Reproduce the records below exactly, leaving out any pictures.
- - - -
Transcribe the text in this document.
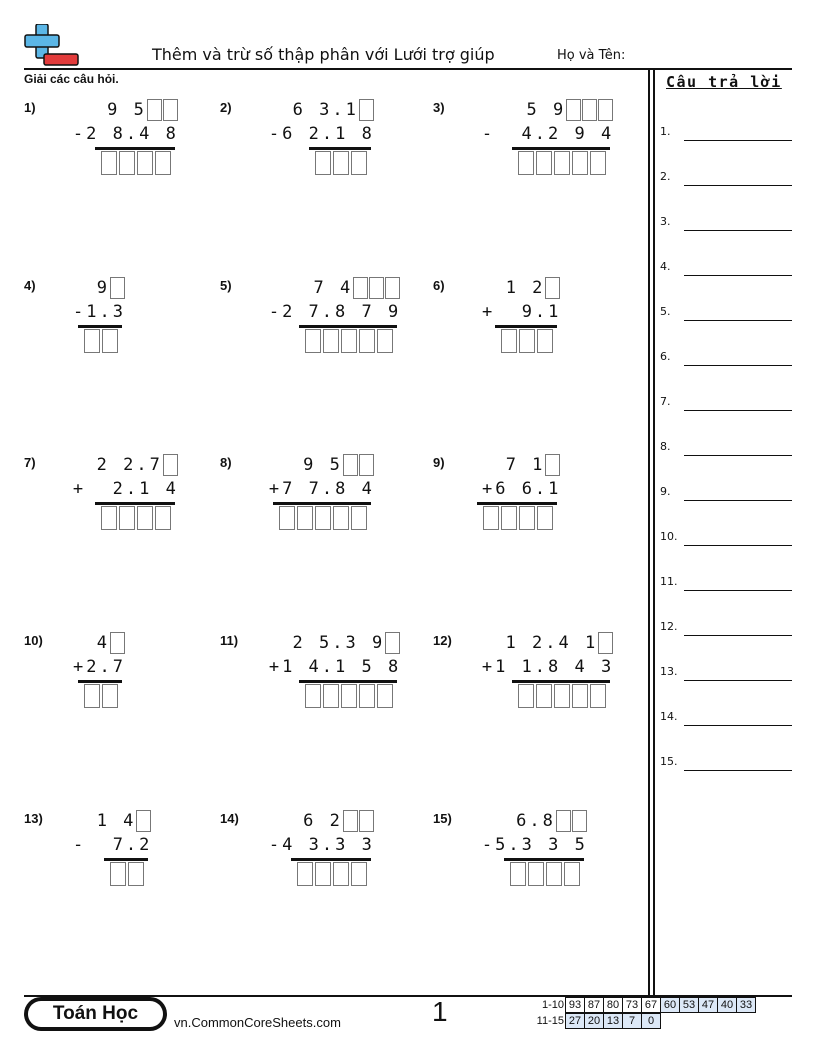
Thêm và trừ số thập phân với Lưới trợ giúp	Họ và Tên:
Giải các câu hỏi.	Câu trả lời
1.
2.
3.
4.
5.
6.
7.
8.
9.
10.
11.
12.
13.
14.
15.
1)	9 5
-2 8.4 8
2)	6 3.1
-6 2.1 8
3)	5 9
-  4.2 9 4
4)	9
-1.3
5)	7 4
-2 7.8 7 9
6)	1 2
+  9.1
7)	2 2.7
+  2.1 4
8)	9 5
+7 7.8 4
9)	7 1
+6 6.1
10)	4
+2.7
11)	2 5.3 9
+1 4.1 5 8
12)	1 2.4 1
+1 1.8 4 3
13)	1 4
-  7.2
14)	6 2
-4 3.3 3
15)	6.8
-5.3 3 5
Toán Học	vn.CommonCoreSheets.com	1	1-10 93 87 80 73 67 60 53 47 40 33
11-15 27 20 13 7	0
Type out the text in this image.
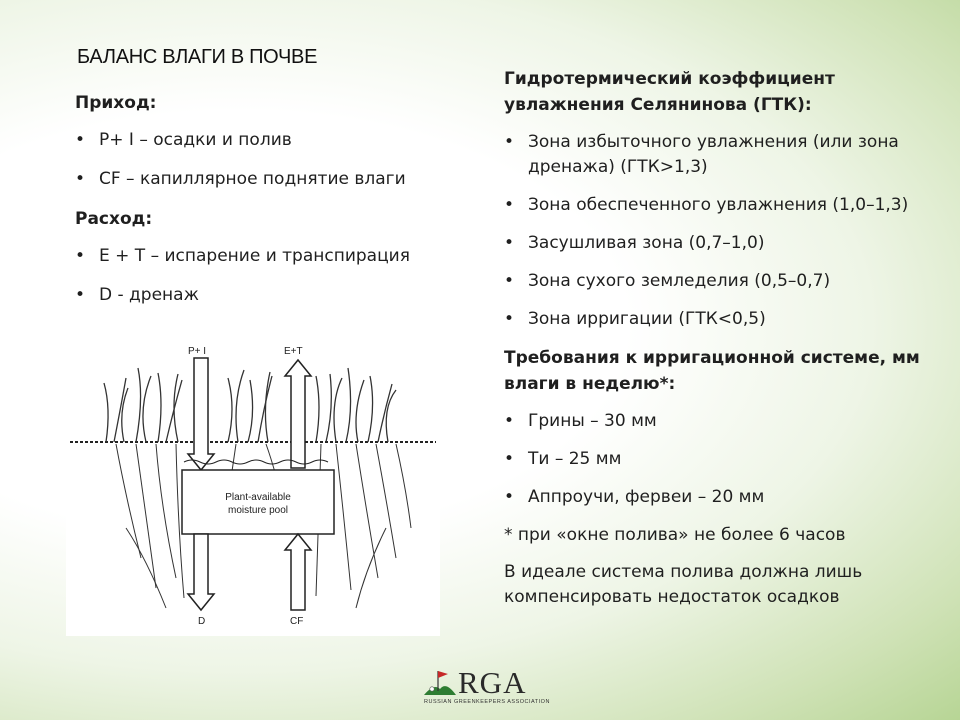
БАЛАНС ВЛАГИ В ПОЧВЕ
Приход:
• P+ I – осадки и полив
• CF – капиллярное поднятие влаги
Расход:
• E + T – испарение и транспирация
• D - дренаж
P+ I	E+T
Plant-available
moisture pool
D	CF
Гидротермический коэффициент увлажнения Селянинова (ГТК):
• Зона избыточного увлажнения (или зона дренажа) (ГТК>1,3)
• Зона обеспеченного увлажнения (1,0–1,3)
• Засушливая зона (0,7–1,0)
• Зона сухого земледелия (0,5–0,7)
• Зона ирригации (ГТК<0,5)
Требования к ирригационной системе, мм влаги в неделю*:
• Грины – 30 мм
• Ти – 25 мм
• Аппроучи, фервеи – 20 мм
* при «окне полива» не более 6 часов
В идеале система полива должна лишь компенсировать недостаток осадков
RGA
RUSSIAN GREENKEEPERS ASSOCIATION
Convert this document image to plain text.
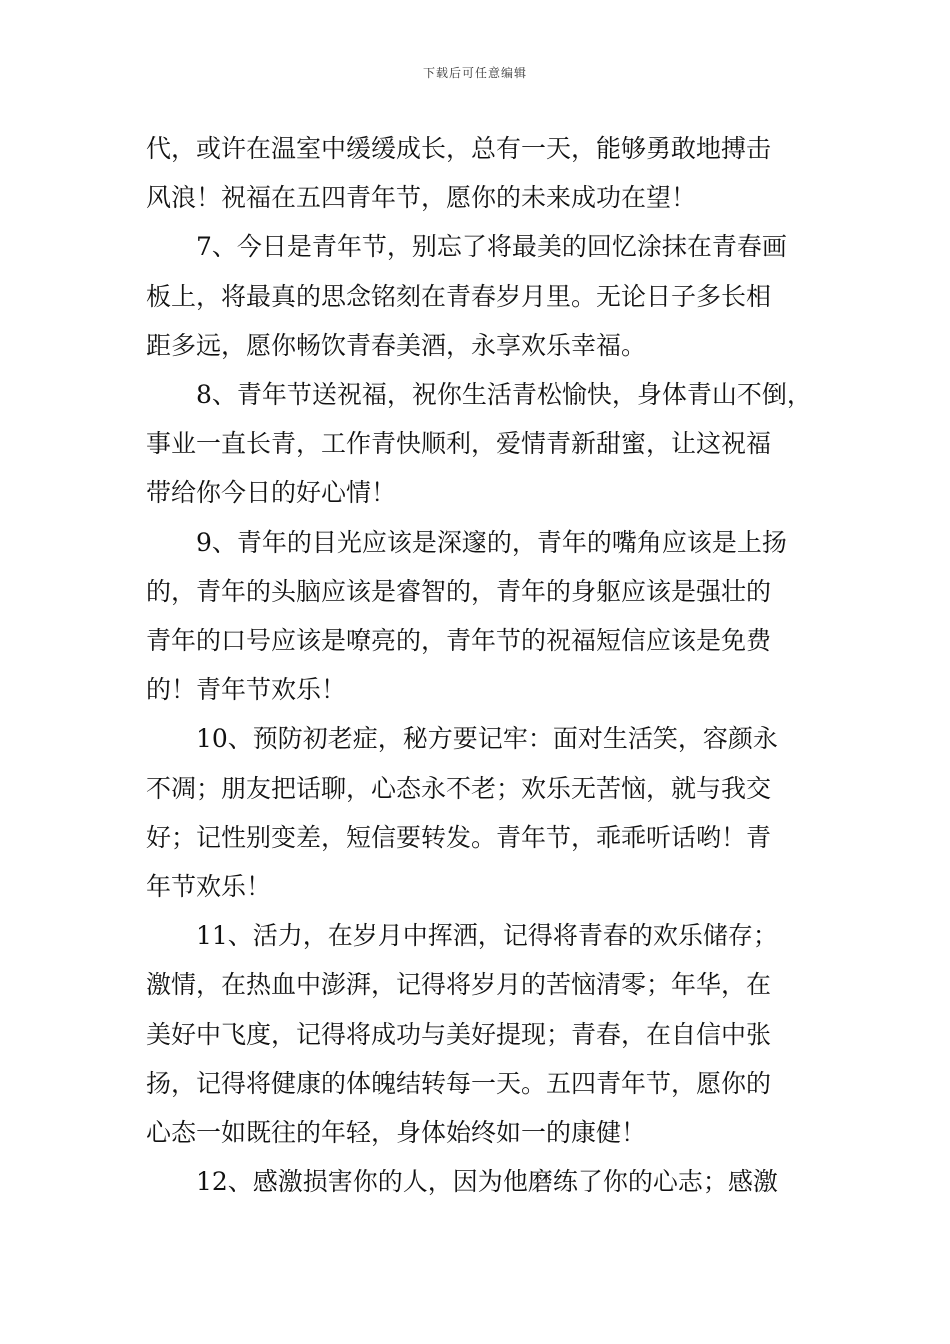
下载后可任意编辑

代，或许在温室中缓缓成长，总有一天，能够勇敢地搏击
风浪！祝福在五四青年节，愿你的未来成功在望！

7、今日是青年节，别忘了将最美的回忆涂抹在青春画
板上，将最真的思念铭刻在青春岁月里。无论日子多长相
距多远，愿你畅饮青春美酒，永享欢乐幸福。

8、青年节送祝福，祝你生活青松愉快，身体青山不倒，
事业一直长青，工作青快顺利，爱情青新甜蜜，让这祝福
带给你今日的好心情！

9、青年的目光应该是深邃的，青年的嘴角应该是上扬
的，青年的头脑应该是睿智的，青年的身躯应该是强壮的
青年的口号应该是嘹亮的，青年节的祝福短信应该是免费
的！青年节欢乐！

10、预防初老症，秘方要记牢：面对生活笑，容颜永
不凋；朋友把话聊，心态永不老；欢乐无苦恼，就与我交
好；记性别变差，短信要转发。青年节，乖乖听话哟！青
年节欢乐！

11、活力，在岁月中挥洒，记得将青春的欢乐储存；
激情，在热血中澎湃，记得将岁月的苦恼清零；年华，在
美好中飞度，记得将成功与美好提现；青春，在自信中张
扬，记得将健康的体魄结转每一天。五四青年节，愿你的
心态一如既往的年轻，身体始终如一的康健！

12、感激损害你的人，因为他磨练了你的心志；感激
- - - -
Response:
Transcribe the text in this document.
Thêm và trừ số thập phân với Lưới trợ giúp	Họ và Tên:
Giải các câu hỏi.	Câu trả lời
1.
2.
3.
4.
5.
6.
7.
8.
9.
10.
11.
12.
13.
14.
15.
1)	9 5
-2 8.4 8
2)	6 3.1
-6 2.1 8
3)	5 9
-  4.2 9 4
4)	9
-1.3
5)	7 4
-2 7.8 7 9
6)	1 2
+  9.1
7)	2 2.7
+  2.1 4
8)	9 5
+7 7.8 4
9)	7 1
+6 6.1
10)	4
+2.7
11)	2 5.3 9
+1 4.1 5 8
12)	1 2.4 1
+1 1.8 4 3
13)	1 4
-  7.2
14)	6 2
-4 3.3 3
15)	6.8
-5.3 3 5
Toán Học	vn.CommonCoreSheets.com	1	1-10 93 87 80 73 67 60 53 47 40 33
11-15 27 20 13 7	0
Type out the text in this image.
БАЛАНС ВЛАГИ В ПОЧВЕ
Приход:
• P+ I – осадки и полив
• CF – капиллярное поднятие влаги
Расход:
• E + T – испарение и транспирация
• D - дренаж
P+ I	E+T
Plant-available
moisture pool
D	CF
Гидротермический коэффициент увлажнения Селянинова (ГТК):
• Зона избыточного увлажнения (или зона дренажа) (ГТК>1,3)
• Зона обеспеченного увлажнения (1,0–1,3)
• Засушливая зона (0,7–1,0)
• Зона сухого земледелия (0,5–0,7)
• Зона ирригации (ГТК<0,5)
Требования к ирригационной системе, мм влаги в неделю*:
• Грины – 30 мм
• Ти – 25 мм
• Аппроучи, фервеи – 20 мм
* при «окне полива» не более 6 часов
В идеале система полива должна лишь компенсировать недостаток осадков
RGA
RUSSIAN GREENKEEPERS ASSOCIATION
Convert this document image to plain text.
下载后可任意编辑

代，或许在温室中缓缓成长，总有一天，能够勇敢地搏击
风浪！祝福在五四青年节，愿你的未来成功在望！

7、今日是青年节，别忘了将最美的回忆涂抹在青春画
板上，将最真的思念铭刻在青春岁月里。无论日子多长相
距多远，愿你畅饮青春美酒，永享欢乐幸福。

8、青年节送祝福，祝你生活青松愉快，身体青山不倒，
事业一直长青，工作青快顺利，爱情青新甜蜜，让这祝福
带给你今日的好心情！

9、青年的目光应该是深邃的，青年的嘴角应该是上扬
的，青年的头脑应该是睿智的，青年的身躯应该是强壮的
青年的口号应该是嘹亮的，青年节的祝福短信应该是免费
的！青年节欢乐！

10、预防初老症，秘方要记牢：面对生活笑，容颜永
不凋；朋友把话聊，心态永不老；欢乐无苦恼，就与我交
好；记性别变差，短信要转发。青年节，乖乖听话哟！青
年节欢乐！

11、活力，在岁月中挥洒，记得将青春的欢乐储存；
激情，在热血中澎湃，记得将岁月的苦恼清零；年华，在
美好中飞度，记得将成功与美好提现；青春，在自信中张
扬，记得将健康的体魄结转每一天。五四青年节，愿你的
心态一如既往的年轻，身体始终如一的康健！

12、感激损害你的人，因为他磨练了你的心志；感激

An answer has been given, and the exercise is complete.